Dataset items
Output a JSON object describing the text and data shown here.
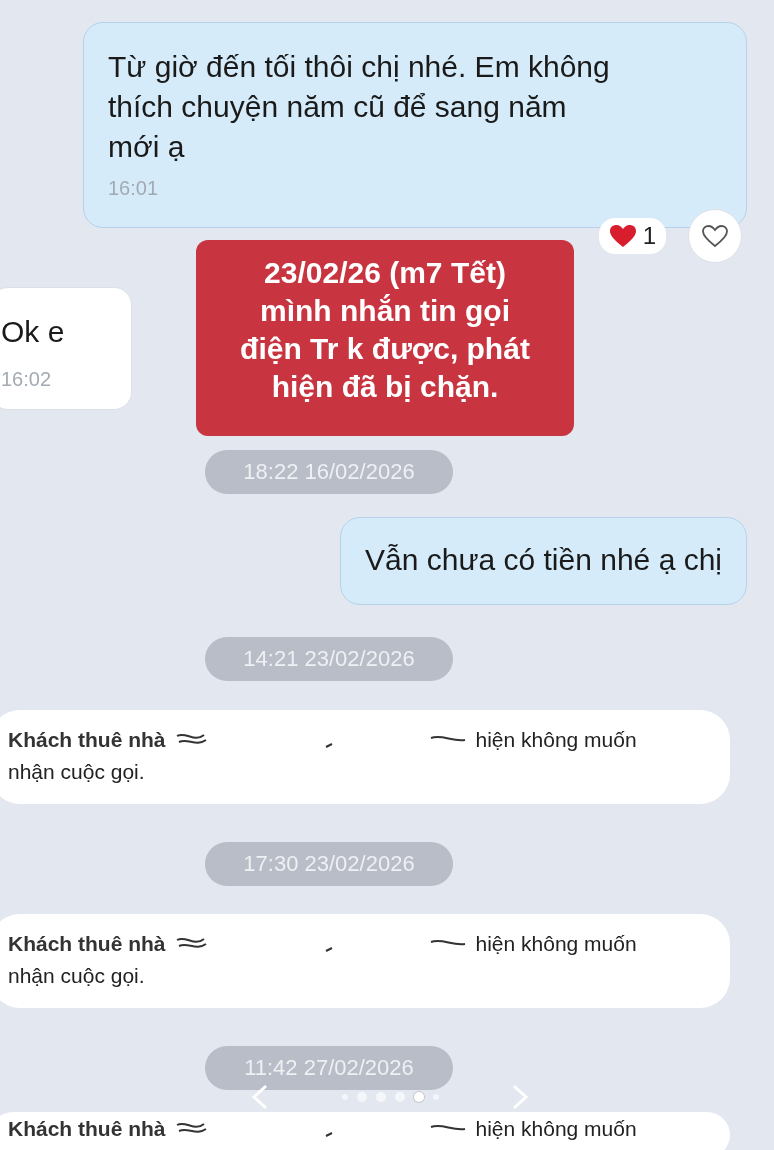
{
  "messages": [
    {
      "kind": "outgoing",
      "text": "Từ giờ đến tối thôi chị nhé. Em không thích chuyện năm cũ để sang năm mới ạ",
      "time": "16:01",
      "reaction_count": "1"
    },
    {
      "kind": "incoming",
      "text": "Ok e",
      "time": "16:02"
    },
    {
      "kind": "timestamp",
      "text": "18:22 16/02/2026"
    },
    {
      "kind": "outgoing",
      "text": "Vẫn chưa có tiền nhé ạ chị"
    },
    {
      "kind": "timestamp",
      "text": "14:21 23/02/2026"
    },
    {
      "kind": "notice",
      "name": "Khách thuê nhà",
      "text": "hiện không muốn",
      "text_2": "nhận cuộc gọi."
    },
    {
      "kind": "timestamp",
      "text": "17:30 23/02/2026"
    },
    {
      "kind": "notice",
      "name": "Khách thuê nhà",
      "text": "hiện không muốn",
      "text_2": "nhận cuộc gọi."
    },
    {
      "kind": "timestamp",
      "text": "11:42 27/02/2026"
    },
    {
      "kind": "notice",
      "name": "Khách thuê nhà",
      "text": "hiện không muốn"
    }
  ],
  "annotation": {
    "text": "23/02/26 (m7 Tết)\nmình nhắn tin gọi\nđiện Tr k được, phát\nhiện đã bị chặn."
  },
  "carousel": {
    "pages": [
      {
        "selected": false
      },
      {
        "selected": false
      },
      {
        "selected": false
      },
      {
        "selected": false
      },
      {
        "selected": true
      },
      {
        "selected": false
      }
    ]
  }
}
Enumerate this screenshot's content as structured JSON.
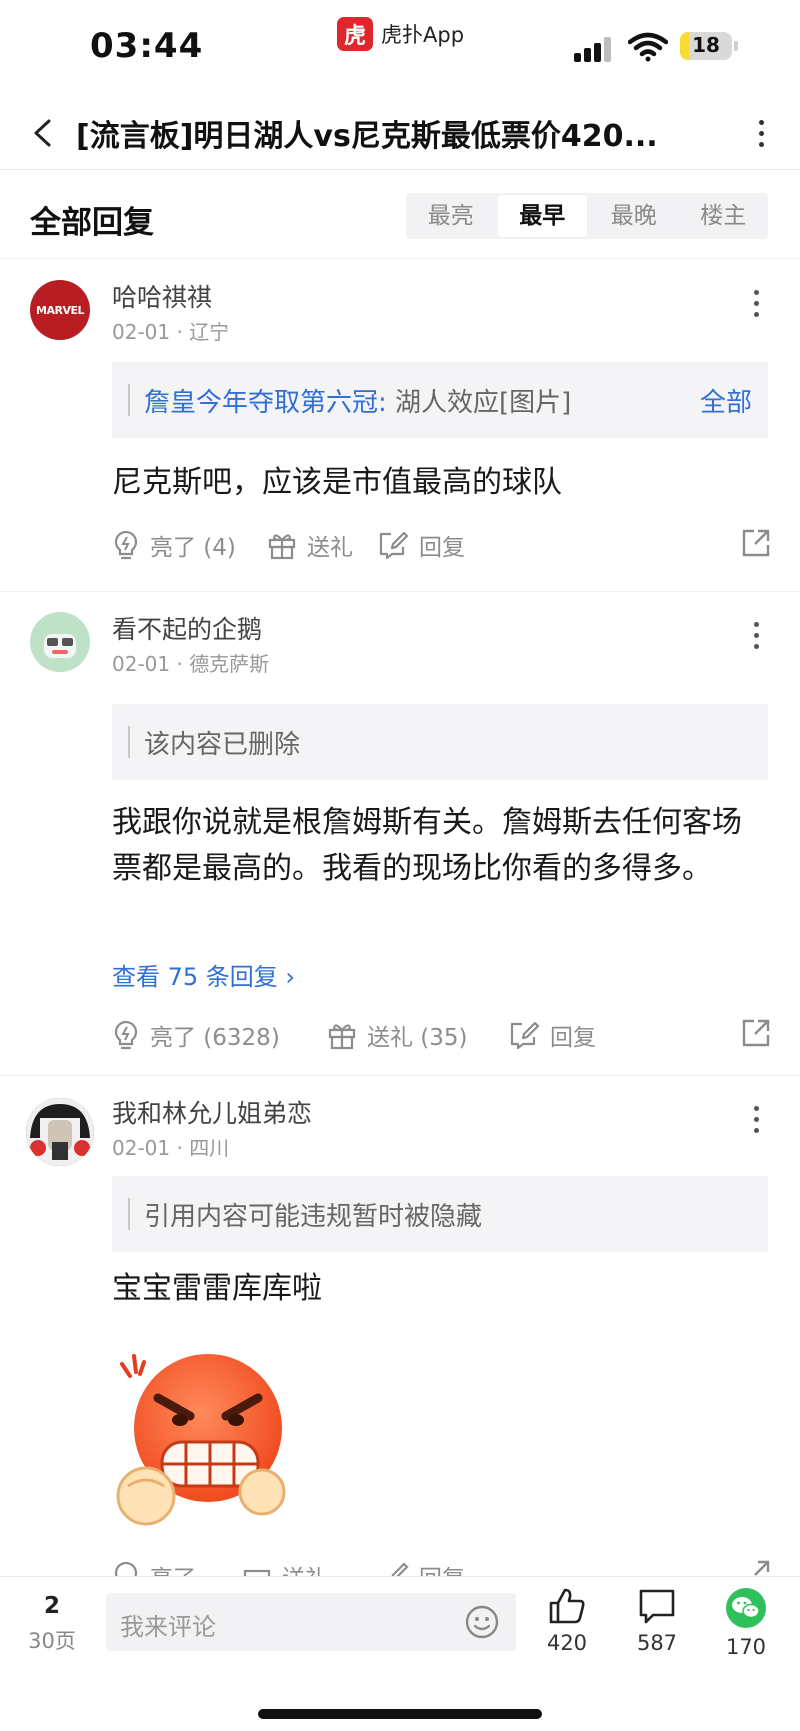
{
  "status_bar": {
    "time": "03:44",
    "app_name": "虎扑App",
    "app_logo_text": "虎",
    "battery": "18",
    "battery_level": 0.18
  },
  "nav": {
    "title": "[流言板]明日湖人vs尼克斯最低票价420..."
  },
  "section": {
    "title": "全部回复",
    "sort_tabs": [
      "最亮",
      "最早",
      "最晚",
      "楼主"
    ],
    "active_tab": "最早"
  },
  "comments": [
    {
      "user": "哈哈祺祺",
      "avatar_text": "MARVEL",
      "meta": "02-01 · 辽宁",
      "quote_link": "詹皇今年夺取第六冠:",
      "quote_text": " 湖人效应[图片]",
      "quote_all": "全部",
      "body": "尼克斯吧，应该是市值最高的球队",
      "like": "亮了 (4)",
      "gift": "送礼",
      "reply": "回复"
    },
    {
      "user": "看不起的企鹅",
      "meta": "02-01 · 德克萨斯",
      "quote_text": "该内容已删除",
      "body": "我跟你说就是根詹姆斯有关。詹姆斯去任何客场票都是最高的。我看的现场比你看的多得多。",
      "view_replies": "查看 75 条回复 ›",
      "like": "亮了 (6328)",
      "gift": "送礼 (35)",
      "reply": "回复"
    },
    {
      "user": "我和林允儿姐弟恋",
      "meta": "02-01 · 四川",
      "quote_text": "引用内容可能违规暂时被隐藏",
      "body": "宝宝雷雷库库啦",
      "like": "亮了",
      "gift": "送礼",
      "reply": "回复"
    }
  ],
  "bottom_bar": {
    "page": "2",
    "total_pages": "30页",
    "comment_placeholder": "我来评论",
    "likes": "420",
    "comments": "587",
    "shares": "170"
  },
  "colors": {
    "accent_blue": "#2f6fd6",
    "brand_red": "#e0262d",
    "wechat_green": "#2ec05a"
  },
  "icons": [
    "back-arrow-icon",
    "more-dots-icon",
    "lightbulb-icon",
    "gift-icon",
    "edit-reply-icon",
    "share-icon",
    "emoji-icon",
    "thumbs-up-icon",
    "comment-bubble-icon",
    "wechat-icon"
  ]
}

## DO THIS:
All of the material above should be reproduced exactly, except the pictures.

## RESPONSE TO THIS EXERCISE:
Output a JSON object describing the text and data shown here.
{
  "messages": [
    {
      "kind": "outgoing",
      "text": "Từ giờ đến tối thôi chị nhé. Em không thích chuyện năm cũ để sang năm mới ạ",
      "time": "16:01",
      "reaction_count": "1"
    },
    {
      "kind": "incoming",
      "text": "Ok e",
      "time": "16:02"
    },
    {
      "kind": "timestamp",
      "text": "18:22 16/02/2026"
    },
    {
      "kind": "outgoing",
      "text": "Vẫn chưa có tiền nhé ạ chị"
    },
    {
      "kind": "timestamp",
      "text": "14:21 23/02/2026"
    },
    {
      "kind": "notice",
      "name": "Khách thuê nhà",
      "text": "hiện không muốn",
      "text_2": "nhận cuộc gọi."
    },
    {
      "kind": "timestamp",
      "text": "17:30 23/02/2026"
    },
    {
      "kind": "notice",
      "name": "Khách thuê nhà",
      "text": "hiện không muốn",
      "text_2": "nhận cuộc gọi."
    },
    {
      "kind": "timestamp",
      "text": "11:42 27/02/2026"
    },
    {
      "kind": "notice",
      "name": "Khách thuê nhà",
      "text": "hiện không muốn"
    }
  ],
  "annotation": {
    "text": "23/02/26 (m7 Tết)\nmình nhắn tin gọi\nđiện Tr k được, phát\nhiện đã bị chặn."
  },
  "carousel": {
    "pages": [
      {
        "selected": false
      },
      {
        "selected": false
      },
      {
        "selected": false
      },
      {
        "selected": false
      },
      {
        "selected": true
      },
      {
        "selected": false
      }
    ]
  }
}
Enumerate this screenshot's content as structured JSON.
{
  "status_bar": {
    "time": "03:44",
    "app_name": "虎扑App",
    "app_logo_text": "虎",
    "battery": "18",
    "battery_level": 0.18
  },
  "nav": {
    "title": "[流言板]明日湖人vs尼克斯最低票价420..."
  },
  "section": {
    "title": "全部回复",
    "sort_tabs": [
      "最亮",
      "最早",
      "最晚",
      "楼主"
    ],
    "active_tab": "最早"
  },
  "comments": [
    {
      "user": "哈哈祺祺",
      "avatar_text": "MARVEL",
      "meta": "02-01 · 辽宁",
      "quote_link": "詹皇今年夺取第六冠:",
      "quote_text": " 湖人效应[图片]",
      "quote_all": "全部",
      "body": "尼克斯吧，应该是市值最高的球队",
      "like": "亮了 (4)",
      "gift": "送礼",
      "reply": "回复"
    },
    {
      "user": "看不起的企鹅",
      "meta": "02-01 · 德克萨斯",
      "quote_text": "该内容已删除",
      "body": "我跟你说就是根詹姆斯有关。詹姆斯去任何客场票都是最高的。我看的现场比你看的多得多。",
      "view_replies": "查看 75 条回复 ›",
      "like": "亮了 (6328)",
      "gift": "送礼 (35)",
      "reply": "回复"
    },
    {
      "user": "我和林允儿姐弟恋",
      "meta": "02-01 · 四川",
      "quote_text": "引用内容可能违规暂时被隐藏",
      "body": "宝宝雷雷库库啦",
      "like": "亮了",
      "gift": "送礼",
      "reply": "回复"
    }
  ],
  "bottom_bar": {
    "page": "2",
    "total_pages": "30页",
    "comment_placeholder": "我来评论",
    "likes": "420",
    "comments": "587",
    "shares": "170"
  },
  "colors": {
    "accent_blue": "#2f6fd6",
    "brand_red": "#e0262d",
    "wechat_green": "#2ec05a"
  },
  "icons": [
    "back-arrow-icon",
    "more-dots-icon",
    "lightbulb-icon",
    "gift-icon",
    "edit-reply-icon",
    "share-icon",
    "emoji-icon",
    "thumbs-up-icon",
    "comment-bubble-icon",
    "wechat-icon"
  ]
}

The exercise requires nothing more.